Task instructions:
Find all lines in the records that include the word "OSNR", and copy them out.

(Source data)
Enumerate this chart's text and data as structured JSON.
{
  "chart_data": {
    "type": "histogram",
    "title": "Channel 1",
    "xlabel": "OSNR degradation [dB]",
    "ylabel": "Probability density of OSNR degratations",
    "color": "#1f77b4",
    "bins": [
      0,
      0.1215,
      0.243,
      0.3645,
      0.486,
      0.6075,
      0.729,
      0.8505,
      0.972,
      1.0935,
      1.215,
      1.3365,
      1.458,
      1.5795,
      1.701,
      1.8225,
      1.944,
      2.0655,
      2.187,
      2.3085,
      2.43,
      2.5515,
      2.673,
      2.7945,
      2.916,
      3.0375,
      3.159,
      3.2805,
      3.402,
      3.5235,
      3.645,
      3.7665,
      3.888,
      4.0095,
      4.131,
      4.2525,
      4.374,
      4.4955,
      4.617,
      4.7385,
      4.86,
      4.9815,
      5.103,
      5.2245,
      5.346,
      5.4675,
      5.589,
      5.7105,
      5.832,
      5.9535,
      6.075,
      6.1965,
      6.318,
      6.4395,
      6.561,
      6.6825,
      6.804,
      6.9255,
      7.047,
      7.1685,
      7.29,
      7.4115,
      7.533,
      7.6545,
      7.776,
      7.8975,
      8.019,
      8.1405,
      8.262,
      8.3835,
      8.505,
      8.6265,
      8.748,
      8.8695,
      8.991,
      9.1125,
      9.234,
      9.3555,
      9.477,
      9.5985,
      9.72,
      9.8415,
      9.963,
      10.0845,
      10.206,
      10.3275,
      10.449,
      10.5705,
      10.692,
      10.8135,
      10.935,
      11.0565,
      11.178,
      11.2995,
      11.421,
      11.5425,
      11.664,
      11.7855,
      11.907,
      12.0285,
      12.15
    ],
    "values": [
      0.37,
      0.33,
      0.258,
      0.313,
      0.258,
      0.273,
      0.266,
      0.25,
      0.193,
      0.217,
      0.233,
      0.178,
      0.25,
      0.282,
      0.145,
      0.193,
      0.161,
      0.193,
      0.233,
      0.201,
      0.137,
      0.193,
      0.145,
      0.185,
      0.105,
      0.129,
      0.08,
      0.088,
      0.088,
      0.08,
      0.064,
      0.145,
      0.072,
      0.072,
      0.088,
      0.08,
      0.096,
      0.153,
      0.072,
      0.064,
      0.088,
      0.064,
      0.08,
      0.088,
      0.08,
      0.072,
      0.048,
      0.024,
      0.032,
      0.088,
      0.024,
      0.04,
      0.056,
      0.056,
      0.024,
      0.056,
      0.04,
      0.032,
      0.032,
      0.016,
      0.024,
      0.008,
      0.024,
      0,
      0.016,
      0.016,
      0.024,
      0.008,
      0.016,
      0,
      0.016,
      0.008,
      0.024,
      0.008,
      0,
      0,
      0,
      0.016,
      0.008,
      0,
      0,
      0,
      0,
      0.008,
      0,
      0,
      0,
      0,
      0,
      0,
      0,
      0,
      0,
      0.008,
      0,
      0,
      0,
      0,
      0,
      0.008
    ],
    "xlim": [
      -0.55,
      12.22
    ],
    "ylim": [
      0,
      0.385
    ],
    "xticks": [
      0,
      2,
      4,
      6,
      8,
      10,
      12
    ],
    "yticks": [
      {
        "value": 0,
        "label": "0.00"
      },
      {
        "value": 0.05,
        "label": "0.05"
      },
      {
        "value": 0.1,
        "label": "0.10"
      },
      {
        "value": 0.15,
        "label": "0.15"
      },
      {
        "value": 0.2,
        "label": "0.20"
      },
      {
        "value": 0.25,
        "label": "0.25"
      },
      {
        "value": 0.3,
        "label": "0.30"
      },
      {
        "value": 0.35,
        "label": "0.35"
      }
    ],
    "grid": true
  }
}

Output of the task:
    "xlabel": "OSNR degradation [dB]",
    "ylabel": "Probability density of OSNR degratations",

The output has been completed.